Figure record listings:
# # # #
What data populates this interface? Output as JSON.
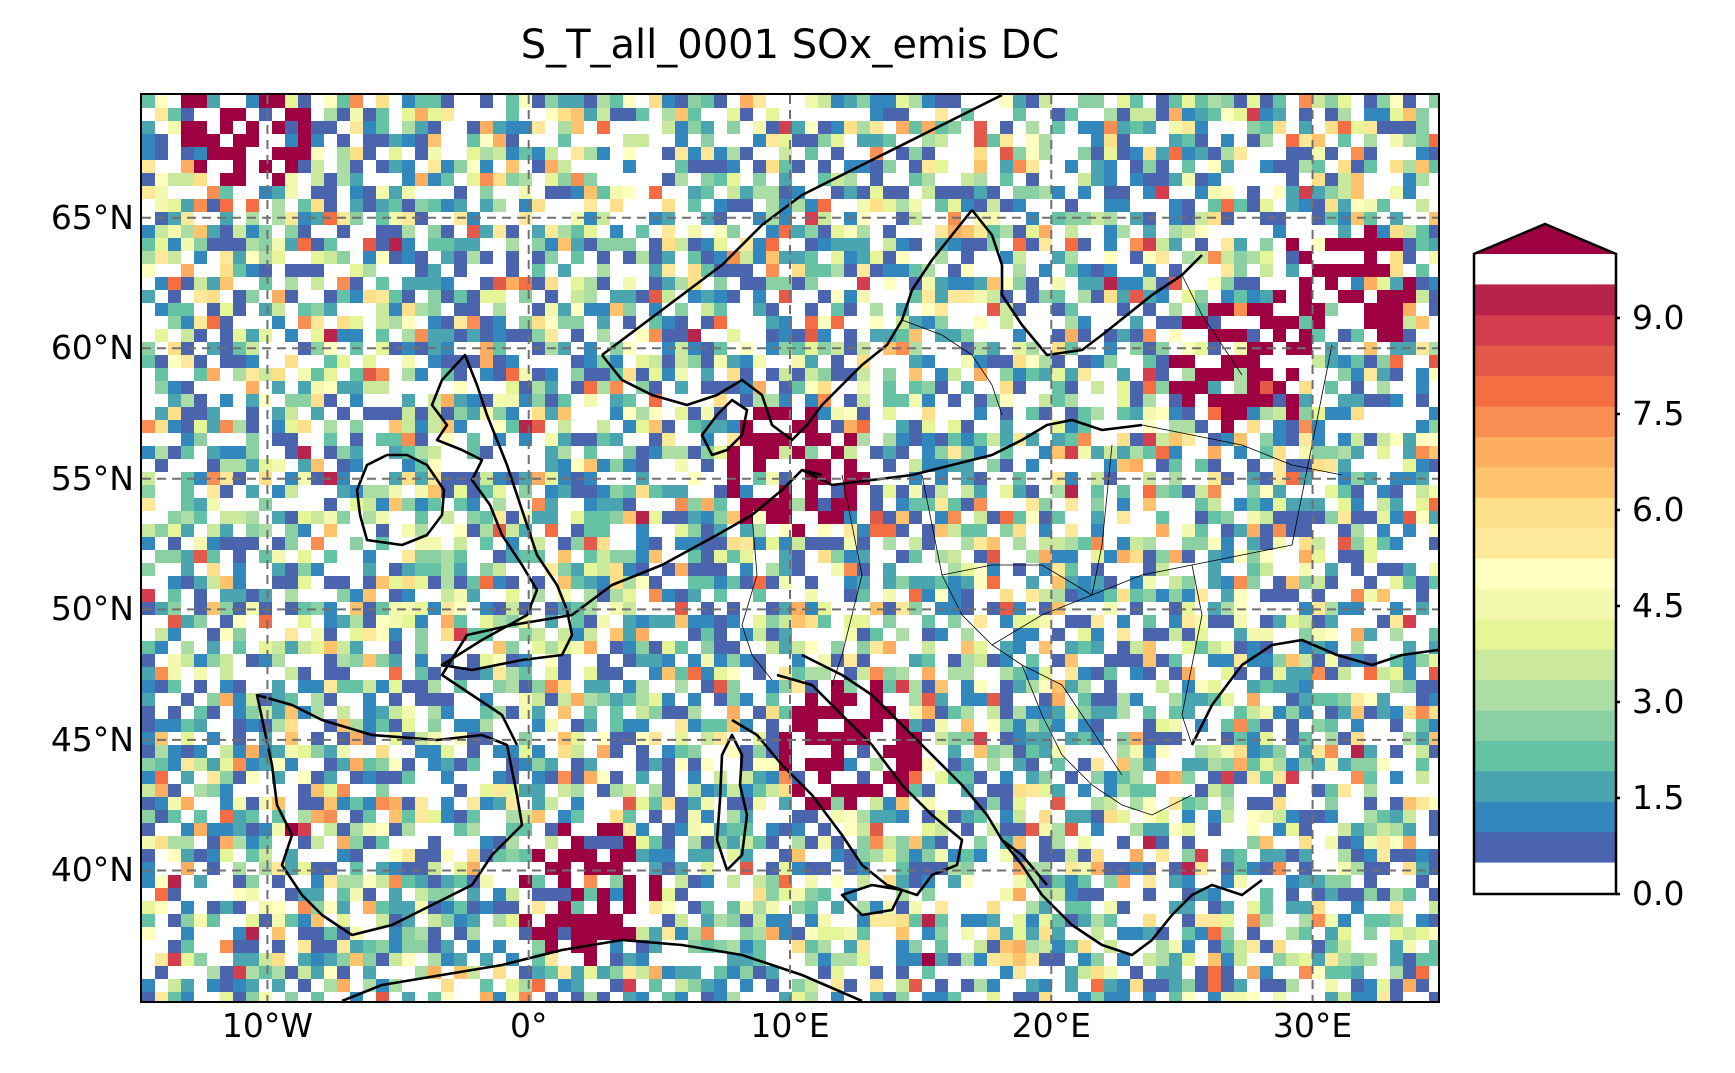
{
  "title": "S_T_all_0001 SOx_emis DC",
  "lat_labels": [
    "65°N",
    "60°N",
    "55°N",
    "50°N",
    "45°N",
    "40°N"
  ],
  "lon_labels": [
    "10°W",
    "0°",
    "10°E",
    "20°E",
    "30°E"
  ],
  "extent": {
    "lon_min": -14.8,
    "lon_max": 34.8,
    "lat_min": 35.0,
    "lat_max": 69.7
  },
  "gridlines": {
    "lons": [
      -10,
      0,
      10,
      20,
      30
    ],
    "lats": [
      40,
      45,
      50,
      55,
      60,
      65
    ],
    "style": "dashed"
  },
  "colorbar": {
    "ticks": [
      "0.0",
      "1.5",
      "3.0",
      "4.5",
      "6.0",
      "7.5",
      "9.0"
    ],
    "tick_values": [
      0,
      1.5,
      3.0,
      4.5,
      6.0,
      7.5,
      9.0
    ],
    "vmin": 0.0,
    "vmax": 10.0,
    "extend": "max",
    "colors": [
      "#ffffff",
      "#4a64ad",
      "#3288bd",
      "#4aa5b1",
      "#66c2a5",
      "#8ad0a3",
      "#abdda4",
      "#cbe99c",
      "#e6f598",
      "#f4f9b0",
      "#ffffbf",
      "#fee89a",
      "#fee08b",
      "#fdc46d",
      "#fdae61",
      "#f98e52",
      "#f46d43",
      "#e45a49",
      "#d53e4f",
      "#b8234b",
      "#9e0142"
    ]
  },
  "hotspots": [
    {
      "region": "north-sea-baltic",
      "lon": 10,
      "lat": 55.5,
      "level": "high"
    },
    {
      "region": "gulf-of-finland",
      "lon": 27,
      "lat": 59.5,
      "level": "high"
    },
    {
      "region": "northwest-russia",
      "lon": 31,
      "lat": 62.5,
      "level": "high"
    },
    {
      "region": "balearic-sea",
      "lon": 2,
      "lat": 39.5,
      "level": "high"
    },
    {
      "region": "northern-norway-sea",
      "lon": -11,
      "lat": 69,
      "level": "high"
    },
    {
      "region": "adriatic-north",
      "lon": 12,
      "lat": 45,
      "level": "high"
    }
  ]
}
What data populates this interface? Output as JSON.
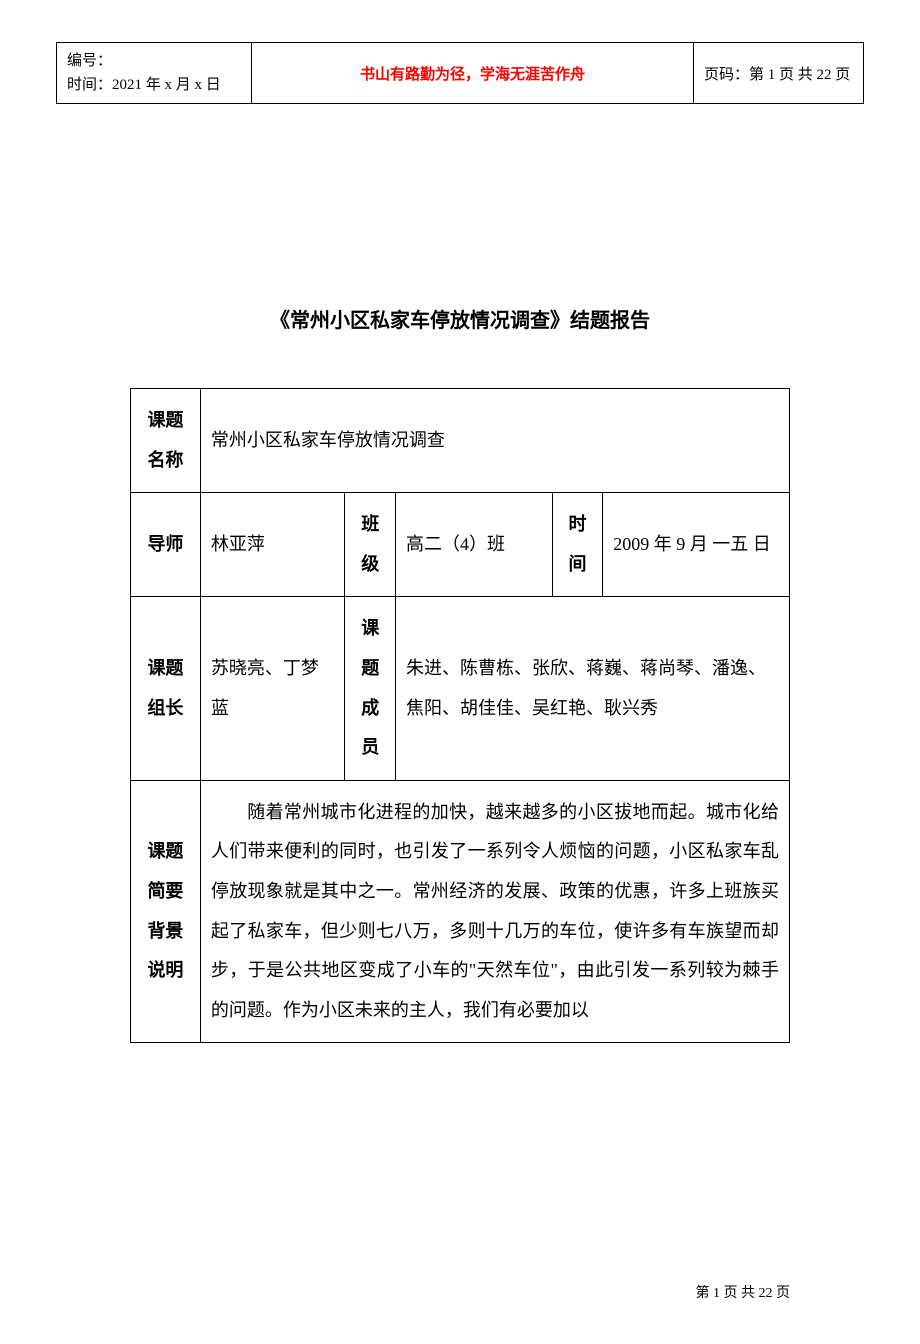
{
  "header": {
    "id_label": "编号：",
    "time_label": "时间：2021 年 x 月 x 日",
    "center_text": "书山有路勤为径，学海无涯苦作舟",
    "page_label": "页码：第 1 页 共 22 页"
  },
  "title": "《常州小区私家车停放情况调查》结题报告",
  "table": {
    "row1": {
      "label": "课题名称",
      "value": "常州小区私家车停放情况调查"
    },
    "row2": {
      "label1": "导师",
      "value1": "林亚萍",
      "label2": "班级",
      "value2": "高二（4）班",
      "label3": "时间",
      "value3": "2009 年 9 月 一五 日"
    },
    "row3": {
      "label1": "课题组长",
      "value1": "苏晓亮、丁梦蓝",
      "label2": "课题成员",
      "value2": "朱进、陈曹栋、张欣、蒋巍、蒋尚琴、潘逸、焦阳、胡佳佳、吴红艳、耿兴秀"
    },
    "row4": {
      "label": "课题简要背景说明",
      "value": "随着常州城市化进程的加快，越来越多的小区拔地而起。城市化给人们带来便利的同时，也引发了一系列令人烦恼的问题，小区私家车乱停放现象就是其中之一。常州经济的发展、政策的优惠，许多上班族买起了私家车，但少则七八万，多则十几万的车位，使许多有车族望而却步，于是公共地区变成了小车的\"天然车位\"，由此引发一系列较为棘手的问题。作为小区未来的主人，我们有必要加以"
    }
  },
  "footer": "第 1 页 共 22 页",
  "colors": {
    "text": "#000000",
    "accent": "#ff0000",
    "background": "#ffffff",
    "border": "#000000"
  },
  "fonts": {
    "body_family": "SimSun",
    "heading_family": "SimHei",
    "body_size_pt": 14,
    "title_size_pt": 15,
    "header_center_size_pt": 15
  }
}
# # # #
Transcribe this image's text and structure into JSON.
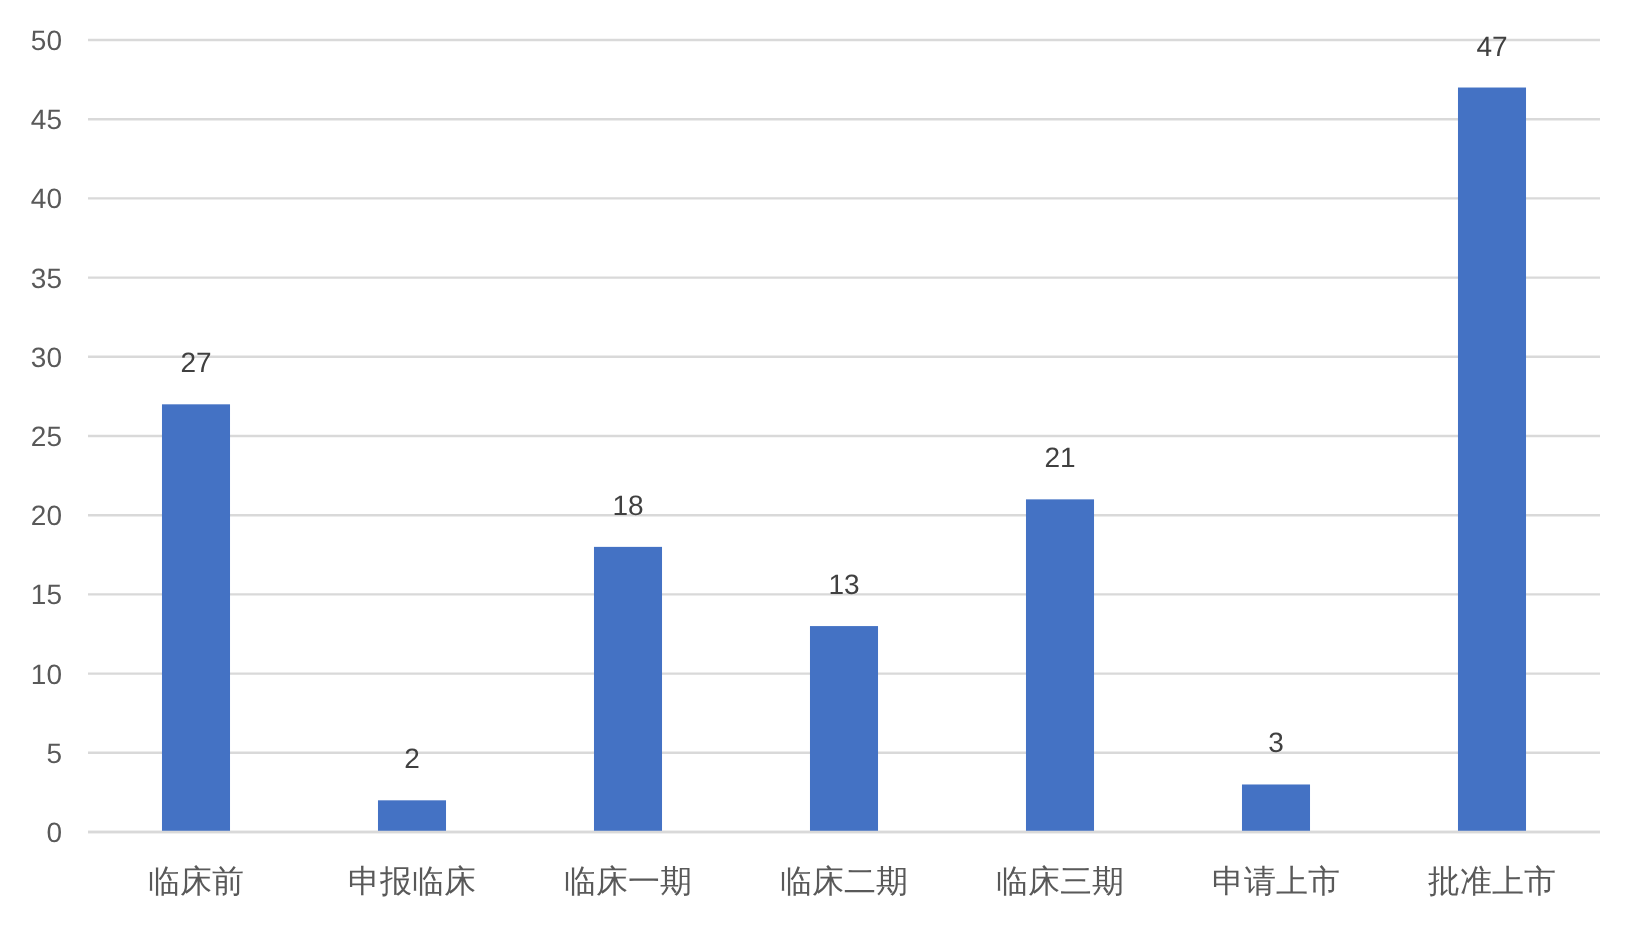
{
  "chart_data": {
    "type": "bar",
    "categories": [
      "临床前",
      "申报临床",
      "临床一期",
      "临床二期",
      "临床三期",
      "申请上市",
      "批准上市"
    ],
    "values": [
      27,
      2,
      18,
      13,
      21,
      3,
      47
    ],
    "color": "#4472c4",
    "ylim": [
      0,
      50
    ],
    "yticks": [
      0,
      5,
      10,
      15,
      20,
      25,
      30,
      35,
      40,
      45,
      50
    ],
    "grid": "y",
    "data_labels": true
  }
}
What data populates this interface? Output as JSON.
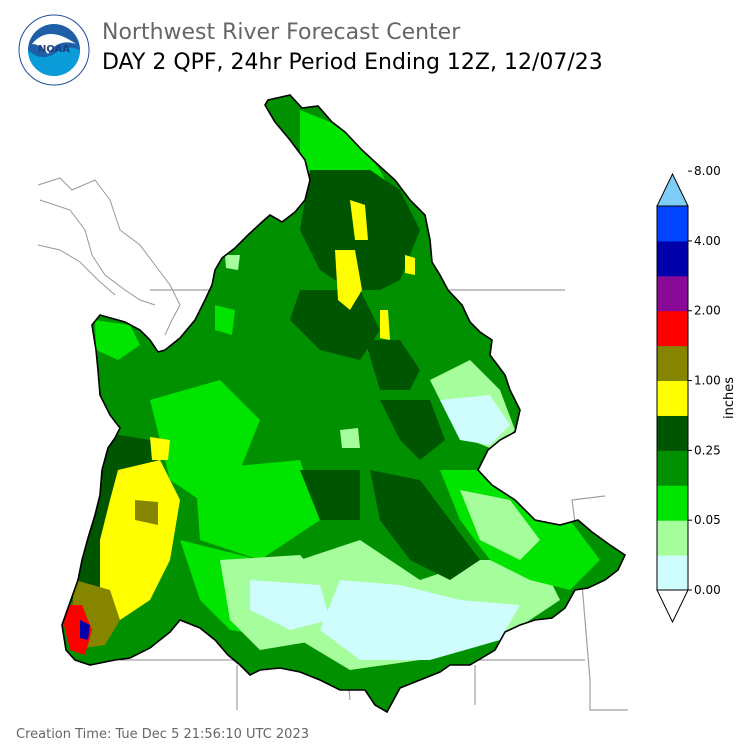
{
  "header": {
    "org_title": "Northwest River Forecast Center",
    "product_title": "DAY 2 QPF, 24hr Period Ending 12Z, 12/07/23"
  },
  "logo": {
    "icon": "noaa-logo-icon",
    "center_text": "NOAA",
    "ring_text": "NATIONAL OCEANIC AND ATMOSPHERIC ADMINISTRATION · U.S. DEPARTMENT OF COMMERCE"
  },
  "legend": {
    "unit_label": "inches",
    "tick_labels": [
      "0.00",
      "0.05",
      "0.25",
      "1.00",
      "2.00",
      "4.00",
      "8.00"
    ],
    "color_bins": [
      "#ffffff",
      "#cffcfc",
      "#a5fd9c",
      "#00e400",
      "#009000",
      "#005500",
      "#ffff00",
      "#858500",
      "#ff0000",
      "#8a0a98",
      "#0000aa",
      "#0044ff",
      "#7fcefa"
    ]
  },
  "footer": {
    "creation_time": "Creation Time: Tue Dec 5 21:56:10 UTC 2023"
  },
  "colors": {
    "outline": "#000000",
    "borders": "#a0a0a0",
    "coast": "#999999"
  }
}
# # # #
* **WHAT IS REQUIRED**:
From the entries above, pull out each line that includes "常州小区私家车停放情况调查".

* **REPLY**:
  "title": "《常州小区私家车停放情况调查》结题报告",
      "value": "常州小区私家车停放情况调查"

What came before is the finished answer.